* What you have to do: Pick out each line of the records in which the word "遵义师范学院" appears.
## Begin Dataset records
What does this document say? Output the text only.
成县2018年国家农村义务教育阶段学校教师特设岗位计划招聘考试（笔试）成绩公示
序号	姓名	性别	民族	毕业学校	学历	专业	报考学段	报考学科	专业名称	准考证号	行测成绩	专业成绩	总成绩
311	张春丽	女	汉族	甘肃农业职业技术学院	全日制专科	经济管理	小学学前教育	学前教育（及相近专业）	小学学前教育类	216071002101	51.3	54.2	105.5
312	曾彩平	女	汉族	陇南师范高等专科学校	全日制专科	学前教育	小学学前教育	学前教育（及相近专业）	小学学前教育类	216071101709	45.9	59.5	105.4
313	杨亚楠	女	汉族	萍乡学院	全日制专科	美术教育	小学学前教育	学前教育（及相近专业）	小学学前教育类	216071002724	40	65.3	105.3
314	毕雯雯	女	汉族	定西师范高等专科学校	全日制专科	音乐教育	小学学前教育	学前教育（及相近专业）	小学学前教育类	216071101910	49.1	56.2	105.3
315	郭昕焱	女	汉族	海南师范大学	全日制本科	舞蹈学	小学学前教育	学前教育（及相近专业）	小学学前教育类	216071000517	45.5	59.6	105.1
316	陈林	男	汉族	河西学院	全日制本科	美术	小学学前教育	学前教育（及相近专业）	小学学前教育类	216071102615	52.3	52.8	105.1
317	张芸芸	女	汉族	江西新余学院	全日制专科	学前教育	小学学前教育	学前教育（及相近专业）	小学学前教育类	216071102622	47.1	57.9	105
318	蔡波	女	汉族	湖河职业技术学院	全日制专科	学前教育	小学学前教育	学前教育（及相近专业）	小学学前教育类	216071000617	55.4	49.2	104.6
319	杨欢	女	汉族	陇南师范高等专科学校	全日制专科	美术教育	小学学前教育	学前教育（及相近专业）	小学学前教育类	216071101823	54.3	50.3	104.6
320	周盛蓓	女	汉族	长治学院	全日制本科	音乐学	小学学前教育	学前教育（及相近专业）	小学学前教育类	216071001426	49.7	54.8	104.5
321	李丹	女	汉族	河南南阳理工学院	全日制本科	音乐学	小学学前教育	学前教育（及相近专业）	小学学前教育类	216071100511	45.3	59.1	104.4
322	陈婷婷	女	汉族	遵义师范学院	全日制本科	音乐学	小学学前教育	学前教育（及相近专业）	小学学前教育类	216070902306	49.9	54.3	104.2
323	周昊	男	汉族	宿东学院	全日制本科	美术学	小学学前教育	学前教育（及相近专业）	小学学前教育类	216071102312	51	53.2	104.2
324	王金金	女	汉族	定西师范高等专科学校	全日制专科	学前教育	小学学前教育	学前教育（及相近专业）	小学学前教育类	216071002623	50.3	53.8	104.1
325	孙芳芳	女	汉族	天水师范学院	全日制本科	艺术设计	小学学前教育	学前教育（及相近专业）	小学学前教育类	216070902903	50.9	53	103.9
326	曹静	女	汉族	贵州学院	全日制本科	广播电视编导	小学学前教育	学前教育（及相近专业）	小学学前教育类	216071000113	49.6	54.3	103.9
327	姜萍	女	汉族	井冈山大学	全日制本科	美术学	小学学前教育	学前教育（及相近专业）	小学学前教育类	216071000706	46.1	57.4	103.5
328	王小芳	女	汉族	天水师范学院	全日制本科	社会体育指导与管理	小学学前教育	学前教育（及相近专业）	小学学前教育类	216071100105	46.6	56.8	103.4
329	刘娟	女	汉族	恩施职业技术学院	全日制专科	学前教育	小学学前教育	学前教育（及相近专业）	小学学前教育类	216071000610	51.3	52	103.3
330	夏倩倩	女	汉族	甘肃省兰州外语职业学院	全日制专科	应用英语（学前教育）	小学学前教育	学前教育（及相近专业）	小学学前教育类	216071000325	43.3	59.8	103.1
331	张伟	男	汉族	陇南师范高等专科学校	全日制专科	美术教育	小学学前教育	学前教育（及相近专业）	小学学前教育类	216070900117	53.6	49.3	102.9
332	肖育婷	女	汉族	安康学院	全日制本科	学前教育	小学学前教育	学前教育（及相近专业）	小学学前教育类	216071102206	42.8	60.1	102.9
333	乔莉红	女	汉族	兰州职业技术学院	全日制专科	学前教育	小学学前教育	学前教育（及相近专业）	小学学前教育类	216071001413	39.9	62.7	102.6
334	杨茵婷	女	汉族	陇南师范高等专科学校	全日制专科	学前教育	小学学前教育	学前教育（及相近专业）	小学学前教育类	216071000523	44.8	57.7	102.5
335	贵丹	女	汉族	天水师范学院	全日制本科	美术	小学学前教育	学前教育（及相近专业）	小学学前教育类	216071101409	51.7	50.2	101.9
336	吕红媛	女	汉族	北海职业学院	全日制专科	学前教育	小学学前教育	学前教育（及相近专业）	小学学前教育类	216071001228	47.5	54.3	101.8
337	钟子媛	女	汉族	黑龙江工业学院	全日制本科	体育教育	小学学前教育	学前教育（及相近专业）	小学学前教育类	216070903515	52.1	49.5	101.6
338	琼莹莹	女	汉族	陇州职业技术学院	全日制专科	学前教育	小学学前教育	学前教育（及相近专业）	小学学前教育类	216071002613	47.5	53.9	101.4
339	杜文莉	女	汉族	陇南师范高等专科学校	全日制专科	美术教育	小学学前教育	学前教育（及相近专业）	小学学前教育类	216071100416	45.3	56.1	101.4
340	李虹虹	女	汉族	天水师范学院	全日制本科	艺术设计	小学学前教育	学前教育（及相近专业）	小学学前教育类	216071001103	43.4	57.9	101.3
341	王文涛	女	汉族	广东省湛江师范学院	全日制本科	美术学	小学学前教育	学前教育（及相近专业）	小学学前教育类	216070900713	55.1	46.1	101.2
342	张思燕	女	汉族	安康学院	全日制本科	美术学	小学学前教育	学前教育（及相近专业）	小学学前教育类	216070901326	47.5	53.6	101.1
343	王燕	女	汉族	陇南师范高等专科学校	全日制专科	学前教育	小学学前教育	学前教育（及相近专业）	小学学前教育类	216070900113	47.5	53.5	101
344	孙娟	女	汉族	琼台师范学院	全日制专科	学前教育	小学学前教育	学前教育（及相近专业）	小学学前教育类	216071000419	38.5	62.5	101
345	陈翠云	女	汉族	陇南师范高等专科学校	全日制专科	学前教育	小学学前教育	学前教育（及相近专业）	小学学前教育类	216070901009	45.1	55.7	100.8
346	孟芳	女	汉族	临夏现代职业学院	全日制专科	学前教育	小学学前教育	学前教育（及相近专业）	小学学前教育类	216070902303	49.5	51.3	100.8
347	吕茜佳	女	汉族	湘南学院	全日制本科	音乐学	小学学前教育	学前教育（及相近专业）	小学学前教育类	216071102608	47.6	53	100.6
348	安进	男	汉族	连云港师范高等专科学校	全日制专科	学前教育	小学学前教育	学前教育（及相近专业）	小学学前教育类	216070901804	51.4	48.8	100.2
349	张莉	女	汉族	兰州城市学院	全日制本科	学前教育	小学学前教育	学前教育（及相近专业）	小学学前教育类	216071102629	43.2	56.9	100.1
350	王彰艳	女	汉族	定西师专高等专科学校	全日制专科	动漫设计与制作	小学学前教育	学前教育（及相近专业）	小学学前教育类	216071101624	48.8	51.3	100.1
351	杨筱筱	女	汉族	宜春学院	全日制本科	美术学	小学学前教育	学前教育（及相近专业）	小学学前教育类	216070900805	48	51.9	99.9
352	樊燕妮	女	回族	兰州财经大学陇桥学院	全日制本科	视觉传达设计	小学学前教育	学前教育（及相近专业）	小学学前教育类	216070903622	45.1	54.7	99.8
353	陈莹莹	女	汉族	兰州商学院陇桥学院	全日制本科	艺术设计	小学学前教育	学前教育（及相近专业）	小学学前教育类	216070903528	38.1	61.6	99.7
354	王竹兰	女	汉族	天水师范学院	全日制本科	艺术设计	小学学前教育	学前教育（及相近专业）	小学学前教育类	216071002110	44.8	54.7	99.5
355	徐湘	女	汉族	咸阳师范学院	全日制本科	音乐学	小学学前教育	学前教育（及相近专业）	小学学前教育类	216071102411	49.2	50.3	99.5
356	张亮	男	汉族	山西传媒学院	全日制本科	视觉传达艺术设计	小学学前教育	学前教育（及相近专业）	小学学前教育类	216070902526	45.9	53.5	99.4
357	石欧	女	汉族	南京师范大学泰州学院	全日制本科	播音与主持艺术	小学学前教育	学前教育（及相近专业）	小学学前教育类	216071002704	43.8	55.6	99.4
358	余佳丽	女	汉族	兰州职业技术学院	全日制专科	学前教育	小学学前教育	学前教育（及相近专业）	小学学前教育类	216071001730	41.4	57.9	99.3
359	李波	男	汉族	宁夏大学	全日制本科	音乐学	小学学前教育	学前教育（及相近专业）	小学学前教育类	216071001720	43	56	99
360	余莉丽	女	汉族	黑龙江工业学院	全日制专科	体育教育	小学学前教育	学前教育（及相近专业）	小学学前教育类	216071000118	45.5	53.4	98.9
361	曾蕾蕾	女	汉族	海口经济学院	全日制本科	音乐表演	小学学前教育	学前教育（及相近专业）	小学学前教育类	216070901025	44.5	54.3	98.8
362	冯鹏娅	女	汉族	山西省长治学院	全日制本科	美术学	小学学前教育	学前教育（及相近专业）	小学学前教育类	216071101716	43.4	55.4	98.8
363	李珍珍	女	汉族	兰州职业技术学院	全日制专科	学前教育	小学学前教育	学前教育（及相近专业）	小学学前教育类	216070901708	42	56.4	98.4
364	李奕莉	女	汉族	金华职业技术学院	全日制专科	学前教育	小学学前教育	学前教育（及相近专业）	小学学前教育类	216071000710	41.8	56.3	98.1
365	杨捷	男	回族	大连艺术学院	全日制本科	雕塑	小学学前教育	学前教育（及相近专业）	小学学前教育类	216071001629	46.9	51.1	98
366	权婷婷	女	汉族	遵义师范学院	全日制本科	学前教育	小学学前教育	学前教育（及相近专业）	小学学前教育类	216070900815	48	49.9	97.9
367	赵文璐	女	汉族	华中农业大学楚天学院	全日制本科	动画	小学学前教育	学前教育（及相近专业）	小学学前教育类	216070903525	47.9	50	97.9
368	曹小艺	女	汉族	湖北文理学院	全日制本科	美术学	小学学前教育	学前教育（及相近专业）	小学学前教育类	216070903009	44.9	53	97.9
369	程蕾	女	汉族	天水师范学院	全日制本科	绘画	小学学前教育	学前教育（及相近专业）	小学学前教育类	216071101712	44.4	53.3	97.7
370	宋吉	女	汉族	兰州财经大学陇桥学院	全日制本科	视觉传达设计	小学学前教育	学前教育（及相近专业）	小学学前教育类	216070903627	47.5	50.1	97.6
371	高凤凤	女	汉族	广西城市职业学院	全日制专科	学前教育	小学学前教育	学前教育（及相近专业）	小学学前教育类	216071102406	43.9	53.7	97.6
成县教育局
## End Dataset records
## Begin Dataset records
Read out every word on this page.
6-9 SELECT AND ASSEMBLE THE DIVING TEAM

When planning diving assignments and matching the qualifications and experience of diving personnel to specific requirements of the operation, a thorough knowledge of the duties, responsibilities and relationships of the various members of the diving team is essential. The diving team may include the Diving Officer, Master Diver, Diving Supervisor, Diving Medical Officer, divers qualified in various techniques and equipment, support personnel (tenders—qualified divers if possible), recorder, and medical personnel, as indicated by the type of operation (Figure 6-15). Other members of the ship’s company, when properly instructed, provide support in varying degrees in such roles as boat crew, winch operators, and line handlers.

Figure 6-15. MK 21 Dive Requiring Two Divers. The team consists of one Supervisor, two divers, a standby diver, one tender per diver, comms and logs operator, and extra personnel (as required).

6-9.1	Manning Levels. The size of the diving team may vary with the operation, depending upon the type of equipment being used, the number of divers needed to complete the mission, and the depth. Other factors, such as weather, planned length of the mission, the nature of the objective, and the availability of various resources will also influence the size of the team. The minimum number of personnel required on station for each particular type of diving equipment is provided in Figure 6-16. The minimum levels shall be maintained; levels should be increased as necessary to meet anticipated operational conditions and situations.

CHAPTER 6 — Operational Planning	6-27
## End Dataset records
## Begin Dataset records
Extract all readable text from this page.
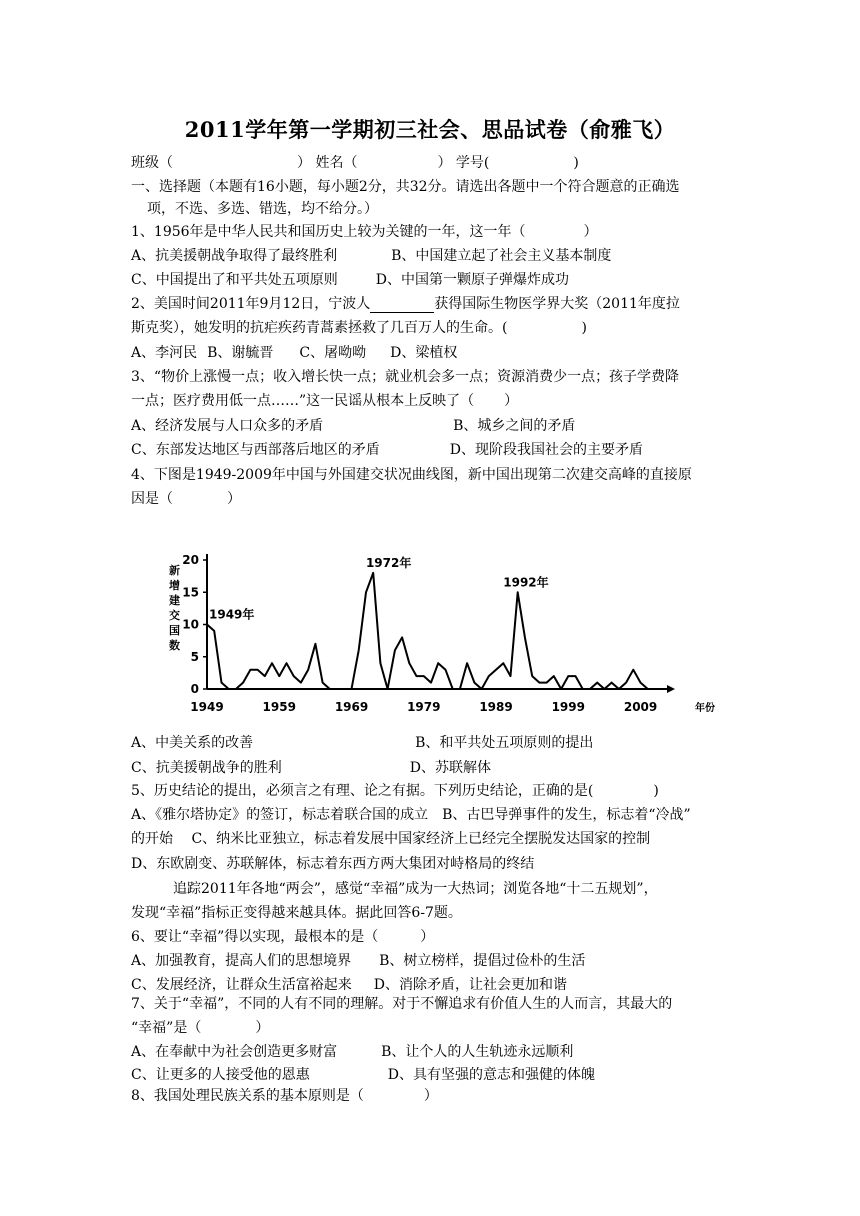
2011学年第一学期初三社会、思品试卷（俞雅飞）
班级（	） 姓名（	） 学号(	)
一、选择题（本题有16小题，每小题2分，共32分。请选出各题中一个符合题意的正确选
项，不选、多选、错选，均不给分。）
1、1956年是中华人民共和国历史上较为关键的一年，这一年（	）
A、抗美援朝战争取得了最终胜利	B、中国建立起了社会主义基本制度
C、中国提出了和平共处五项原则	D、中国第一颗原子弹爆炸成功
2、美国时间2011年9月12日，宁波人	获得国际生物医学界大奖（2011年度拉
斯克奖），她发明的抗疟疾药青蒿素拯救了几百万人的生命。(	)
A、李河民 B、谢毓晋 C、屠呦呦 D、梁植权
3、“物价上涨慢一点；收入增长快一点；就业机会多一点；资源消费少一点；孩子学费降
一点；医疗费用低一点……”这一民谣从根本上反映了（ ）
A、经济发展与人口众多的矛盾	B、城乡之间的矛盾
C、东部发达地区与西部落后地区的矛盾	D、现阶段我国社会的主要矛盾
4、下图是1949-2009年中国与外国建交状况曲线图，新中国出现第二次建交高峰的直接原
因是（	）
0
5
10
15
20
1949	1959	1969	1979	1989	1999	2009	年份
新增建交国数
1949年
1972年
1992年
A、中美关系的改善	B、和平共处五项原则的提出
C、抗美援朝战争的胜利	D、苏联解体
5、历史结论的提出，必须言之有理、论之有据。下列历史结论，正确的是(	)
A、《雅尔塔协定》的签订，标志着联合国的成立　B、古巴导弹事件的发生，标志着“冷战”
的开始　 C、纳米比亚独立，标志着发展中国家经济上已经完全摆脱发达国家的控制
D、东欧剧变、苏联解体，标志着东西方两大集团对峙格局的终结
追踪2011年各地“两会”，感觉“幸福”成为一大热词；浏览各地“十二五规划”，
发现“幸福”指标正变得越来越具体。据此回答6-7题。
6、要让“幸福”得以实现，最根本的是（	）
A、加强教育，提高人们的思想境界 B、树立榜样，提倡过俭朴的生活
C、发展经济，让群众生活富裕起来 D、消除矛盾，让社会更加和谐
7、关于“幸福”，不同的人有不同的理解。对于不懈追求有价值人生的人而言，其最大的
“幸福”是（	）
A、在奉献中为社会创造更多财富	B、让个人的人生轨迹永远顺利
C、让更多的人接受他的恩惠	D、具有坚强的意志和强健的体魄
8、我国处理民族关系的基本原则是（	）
## End Dataset records
* Answer for this exercise:
322	陈婷婷	女	汉族	遵义师范学院	全日制本科	音乐学	小学学前教育	学前教育（及相近专业）	小学学前教育类	216070902306	49.9	54.3	104.2
366	权婷婷	女	汉族	遵义师范学院	全日制本科	学前教育	小学学前教育	学前教育（及相近专业）	小学学前教育类	216070900815	48	49.9	97.9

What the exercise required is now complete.